[Records about charts and figures]
···
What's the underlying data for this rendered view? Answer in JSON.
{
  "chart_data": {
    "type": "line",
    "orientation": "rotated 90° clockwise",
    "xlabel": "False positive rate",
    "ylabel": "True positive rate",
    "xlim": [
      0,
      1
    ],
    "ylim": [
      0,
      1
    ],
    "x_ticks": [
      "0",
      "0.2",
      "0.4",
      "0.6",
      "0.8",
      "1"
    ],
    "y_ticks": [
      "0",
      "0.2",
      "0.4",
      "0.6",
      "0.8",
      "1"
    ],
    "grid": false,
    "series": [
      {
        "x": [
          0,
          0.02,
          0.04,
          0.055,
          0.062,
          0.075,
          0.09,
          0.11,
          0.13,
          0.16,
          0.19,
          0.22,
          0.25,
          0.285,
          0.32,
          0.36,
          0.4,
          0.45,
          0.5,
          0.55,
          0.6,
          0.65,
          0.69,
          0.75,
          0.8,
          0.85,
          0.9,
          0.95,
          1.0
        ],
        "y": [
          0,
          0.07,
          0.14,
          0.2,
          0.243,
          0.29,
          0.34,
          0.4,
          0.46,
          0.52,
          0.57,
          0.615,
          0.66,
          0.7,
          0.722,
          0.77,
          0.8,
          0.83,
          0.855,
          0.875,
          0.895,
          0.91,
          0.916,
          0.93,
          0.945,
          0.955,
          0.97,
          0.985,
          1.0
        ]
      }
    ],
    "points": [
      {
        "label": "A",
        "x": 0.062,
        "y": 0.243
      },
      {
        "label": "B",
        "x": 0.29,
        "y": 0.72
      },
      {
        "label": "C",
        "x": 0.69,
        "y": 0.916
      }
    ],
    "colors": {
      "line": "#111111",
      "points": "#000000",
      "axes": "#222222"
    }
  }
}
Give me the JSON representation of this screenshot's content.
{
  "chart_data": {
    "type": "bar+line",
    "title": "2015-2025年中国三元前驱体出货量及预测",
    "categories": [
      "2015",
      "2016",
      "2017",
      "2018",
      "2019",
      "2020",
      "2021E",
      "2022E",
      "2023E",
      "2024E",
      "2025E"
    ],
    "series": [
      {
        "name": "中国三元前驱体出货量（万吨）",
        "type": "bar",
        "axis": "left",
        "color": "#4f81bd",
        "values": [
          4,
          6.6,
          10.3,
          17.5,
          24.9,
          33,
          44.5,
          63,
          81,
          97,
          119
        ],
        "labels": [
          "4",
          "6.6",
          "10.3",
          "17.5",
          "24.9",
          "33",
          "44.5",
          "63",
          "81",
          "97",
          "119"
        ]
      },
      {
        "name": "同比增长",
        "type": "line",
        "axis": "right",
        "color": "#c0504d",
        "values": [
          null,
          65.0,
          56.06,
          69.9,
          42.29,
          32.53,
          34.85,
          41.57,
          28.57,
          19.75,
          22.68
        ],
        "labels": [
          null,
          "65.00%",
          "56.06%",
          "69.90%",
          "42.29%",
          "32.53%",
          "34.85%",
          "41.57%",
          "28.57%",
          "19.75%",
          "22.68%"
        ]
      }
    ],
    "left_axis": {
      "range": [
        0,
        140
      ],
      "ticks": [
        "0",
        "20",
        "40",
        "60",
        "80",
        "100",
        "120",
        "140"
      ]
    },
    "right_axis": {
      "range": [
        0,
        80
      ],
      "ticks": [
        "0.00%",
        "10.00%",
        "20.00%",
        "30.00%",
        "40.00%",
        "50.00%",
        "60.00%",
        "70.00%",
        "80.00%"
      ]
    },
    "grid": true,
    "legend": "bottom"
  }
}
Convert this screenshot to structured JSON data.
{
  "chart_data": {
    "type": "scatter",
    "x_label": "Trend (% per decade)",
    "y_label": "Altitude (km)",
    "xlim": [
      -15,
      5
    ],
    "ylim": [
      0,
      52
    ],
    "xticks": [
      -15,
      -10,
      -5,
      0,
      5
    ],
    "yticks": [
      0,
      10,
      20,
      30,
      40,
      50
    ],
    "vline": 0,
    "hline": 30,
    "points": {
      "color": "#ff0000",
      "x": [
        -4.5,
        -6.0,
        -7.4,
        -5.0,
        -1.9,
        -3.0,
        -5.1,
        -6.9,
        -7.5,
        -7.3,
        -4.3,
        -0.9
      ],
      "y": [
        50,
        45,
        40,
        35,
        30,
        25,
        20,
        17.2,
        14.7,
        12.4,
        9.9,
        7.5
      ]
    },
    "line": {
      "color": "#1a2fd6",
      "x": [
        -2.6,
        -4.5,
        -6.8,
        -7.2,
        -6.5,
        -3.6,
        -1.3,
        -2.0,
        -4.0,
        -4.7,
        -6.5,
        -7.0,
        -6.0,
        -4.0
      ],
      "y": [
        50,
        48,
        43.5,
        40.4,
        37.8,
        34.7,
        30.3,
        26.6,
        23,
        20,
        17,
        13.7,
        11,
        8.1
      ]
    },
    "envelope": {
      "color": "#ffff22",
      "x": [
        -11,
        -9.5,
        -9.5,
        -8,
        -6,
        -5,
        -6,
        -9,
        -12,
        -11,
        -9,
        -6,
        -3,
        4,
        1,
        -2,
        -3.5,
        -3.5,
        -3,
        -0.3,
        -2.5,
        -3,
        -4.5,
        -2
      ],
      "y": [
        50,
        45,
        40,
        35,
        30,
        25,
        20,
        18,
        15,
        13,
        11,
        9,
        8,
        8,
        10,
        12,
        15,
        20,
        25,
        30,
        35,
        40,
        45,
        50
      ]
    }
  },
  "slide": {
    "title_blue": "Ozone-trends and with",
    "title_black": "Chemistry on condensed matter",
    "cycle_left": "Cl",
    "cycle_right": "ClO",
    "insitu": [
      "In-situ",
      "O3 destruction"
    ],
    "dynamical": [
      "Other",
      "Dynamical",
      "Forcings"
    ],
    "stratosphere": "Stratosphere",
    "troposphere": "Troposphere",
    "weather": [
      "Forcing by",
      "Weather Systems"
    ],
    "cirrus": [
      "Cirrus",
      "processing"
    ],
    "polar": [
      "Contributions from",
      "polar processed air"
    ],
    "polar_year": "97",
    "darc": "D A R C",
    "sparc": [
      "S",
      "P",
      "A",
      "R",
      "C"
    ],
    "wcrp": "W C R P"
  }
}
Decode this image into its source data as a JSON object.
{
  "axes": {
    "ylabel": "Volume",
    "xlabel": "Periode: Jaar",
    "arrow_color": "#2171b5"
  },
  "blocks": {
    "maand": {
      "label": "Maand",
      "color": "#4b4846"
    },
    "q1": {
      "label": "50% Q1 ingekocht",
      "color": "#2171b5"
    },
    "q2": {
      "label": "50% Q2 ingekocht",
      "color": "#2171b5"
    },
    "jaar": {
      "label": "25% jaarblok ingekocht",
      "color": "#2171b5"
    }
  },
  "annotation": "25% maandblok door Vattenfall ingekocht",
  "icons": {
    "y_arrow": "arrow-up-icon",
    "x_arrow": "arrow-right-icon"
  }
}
···
### Written instruction
Each entry must be reproduced verbatim.

### Task result
What's the underlying data for this rendered view? Answer in JSON.
{
  "chart_data": {
    "type": "line",
    "orientation": "rotated 90° clockwise",
    "xlabel": "False positive rate",
    "ylabel": "True positive rate",
    "xlim": [
      0,
      1
    ],
    "ylim": [
      0,
      1
    ],
    "x_ticks": [
      "0",
      "0.2",
      "0.4",
      "0.6",
      "0.8",
      "1"
    ],
    "y_ticks": [
      "0",
      "0.2",
      "0.4",
      "0.6",
      "0.8",
      "1"
    ],
    "grid": false,
    "series": [
      {
        "x": [
          0,
          0.02,
          0.04,
          0.055,
          0.062,
          0.075,
          0.09,
          0.11,
          0.13,
          0.16,
          0.19,
          0.22,
          0.25,
          0.285,
          0.32,
          0.36,
          0.4,
          0.45,
          0.5,
          0.55,
          0.6,
          0.65,
          0.69,
          0.75,
          0.8,
          0.85,
          0.9,
          0.95,
          1.0
        ],
        "y": [
          0,
          0.07,
          0.14,
          0.2,
          0.243,
          0.29,
          0.34,
          0.4,
          0.46,
          0.52,
          0.57,
          0.615,
          0.66,
          0.7,
          0.722,
          0.77,
          0.8,
          0.83,
          0.855,
          0.875,
          0.895,
          0.91,
          0.916,
          0.93,
          0.945,
          0.955,
          0.97,
          0.985,
          1.0
        ]
      }
    ],
    "points": [
      {
        "label": "A",
        "x": 0.062,
        "y": 0.243
      },
      {
        "label": "B",
        "x": 0.29,
        "y": 0.72
      },
      {
        "label": "C",
        "x": 0.69,
        "y": 0.916
      }
    ],
    "colors": {
      "line": "#111111",
      "points": "#000000",
      "axes": "#222222"
    }
  }
}
Give me the JSON representation of this screenshot's content.
{
  "chart_data": {
    "type": "bar+line",
    "title": "2015-2025年中国三元前驱体出货量及预测",
    "categories": [
      "2015",
      "2016",
      "2017",
      "2018",
      "2019",
      "2020",
      "2021E",
      "2022E",
      "2023E",
      "2024E",
      "2025E"
    ],
    "series": [
      {
        "name": "中国三元前驱体出货量（万吨）",
        "type": "bar",
        "axis": "left",
        "color": "#4f81bd",
        "values": [
          4,
          6.6,
          10.3,
          17.5,
          24.9,
          33,
          44.5,
          63,
          81,
          97,
          119
        ],
        "labels": [
          "4",
          "6.6",
          "10.3",
          "17.5",
          "24.9",
          "33",
          "44.5",
          "63",
          "81",
          "97",
          "119"
        ]
      },
      {
        "name": "同比增长",
        "type": "line",
        "axis": "right",
        "color": "#c0504d",
        "values": [
          null,
          65.0,
          56.06,
          69.9,
          42.29,
          32.53,
          34.85,
          41.57,
          28.57,
          19.75,
          22.68
        ],
        "labels": [
          null,
          "65.00%",
          "56.06%",
          "69.90%",
          "42.29%",
          "32.53%",
          "34.85%",
          "41.57%",
          "28.57%",
          "19.75%",
          "22.68%"
        ]
      }
    ],
    "left_axis": {
      "range": [
        0,
        140
      ],
      "ticks": [
        "0",
        "20",
        "40",
        "60",
        "80",
        "100",
        "120",
        "140"
      ]
    },
    "right_axis": {
      "range": [
        0,
        80
      ],
      "ticks": [
        "0.00%",
        "10.00%",
        "20.00%",
        "30.00%",
        "40.00%",
        "50.00%",
        "60.00%",
        "70.00%",
        "80.00%"
      ]
    },
    "grid": true,
    "legend": "bottom"
  }
}
Convert this screenshot to structured JSON data.
{
  "chart_data": {
    "type": "scatter",
    "x_label": "Trend (% per decade)",
    "y_label": "Altitude (km)",
    "xlim": [
      -15,
      5
    ],
    "ylim": [
      0,
      52
    ],
    "xticks": [
      -15,
      -10,
      -5,
      0,
      5
    ],
    "yticks": [
      0,
      10,
      20,
      30,
      40,
      50
    ],
    "vline": 0,
    "hline": 30,
    "points": {
      "color": "#ff0000",
      "x": [
        -4.5,
        -6.0,
        -7.4,
        -5.0,
        -1.9,
        -3.0,
        -5.1,
        -6.9,
        -7.5,
        -7.3,
        -4.3,
        -0.9
      ],
      "y": [
        50,
        45,
        40,
        35,
        30,
        25,
        20,
        17.2,
        14.7,
        12.4,
        9.9,
        7.5
      ]
    },
    "line": {
      "color": "#1a2fd6",
      "x": [
        -2.6,
        -4.5,
        -6.8,
        -7.2,
        -6.5,
        -3.6,
        -1.3,
        -2.0,
        -4.0,
        -4.7,
        -6.5,
        -7.0,
        -6.0,
        -4.0
      ],
      "y": [
        50,
        48,
        43.5,
        40.4,
        37.8,
        34.7,
        30.3,
        26.6,
        23,
        20,
        17,
        13.7,
        11,
        8.1
      ]
    },
    "envelope": {
      "color": "#ffff22",
      "x": [
        -11,
        -9.5,
        -9.5,
        -8,
        -6,
        -5,
        -6,
        -9,
        -12,
        -11,
        -9,
        -6,
        -3,
        4,
        1,
        -2,
        -3.5,
        -3.5,
        -3,
        -0.3,
        -2.5,
        -3,
        -4.5,
        -2
      ],
      "y": [
        50,
        45,
        40,
        35,
        30,
        25,
        20,
        18,
        15,
        13,
        11,
        9,
        8,
        8,
        10,
        12,
        15,
        20,
        25,
        30,
        35,
        40,
        45,
        50
      ]
    }
  },
  "slide": {
    "title_blue": "Ozone-trends and with",
    "title_black": "Chemistry on condensed matter",
    "cycle_left": "Cl",
    "cycle_right": "ClO",
    "insitu": [
      "In-situ",
      "O3 destruction"
    ],
    "dynamical": [
      "Other",
      "Dynamical",
      "Forcings"
    ],
    "stratosphere": "Stratosphere",
    "troposphere": "Troposphere",
    "weather": [
      "Forcing by",
      "Weather Systems"
    ],
    "cirrus": [
      "Cirrus",
      "processing"
    ],
    "polar": [
      "Contributions from",
      "polar processed air"
    ],
    "polar_year": "97",
    "darc": "D A R C",
    "sparc": [
      "S",
      "P",
      "A",
      "R",
      "C"
    ],
    "wcrp": "W C R P"
  }
}
Decode this image into its source data as a JSON object.
{
  "axes": {
    "ylabel": "Volume",
    "xlabel": "Periode: Jaar",
    "arrow_color": "#2171b5"
  },
  "blocks": {
    "maand": {
      "label": "Maand",
      "color": "#4b4846"
    },
    "q1": {
      "label": "50% Q1 ingekocht",
      "color": "#2171b5"
    },
    "q2": {
      "label": "50% Q2 ingekocht",
      "color": "#2171b5"
    },
    "jaar": {
      "label": "25% jaarblok ingekocht",
      "color": "#2171b5"
    }
  },
  "annotation": "25% maandblok door Vattenfall ingekocht",
  "icons": {
    "y_arrow": "arrow-up-icon",
    "x_arrow": "arrow-right-icon"
  }
}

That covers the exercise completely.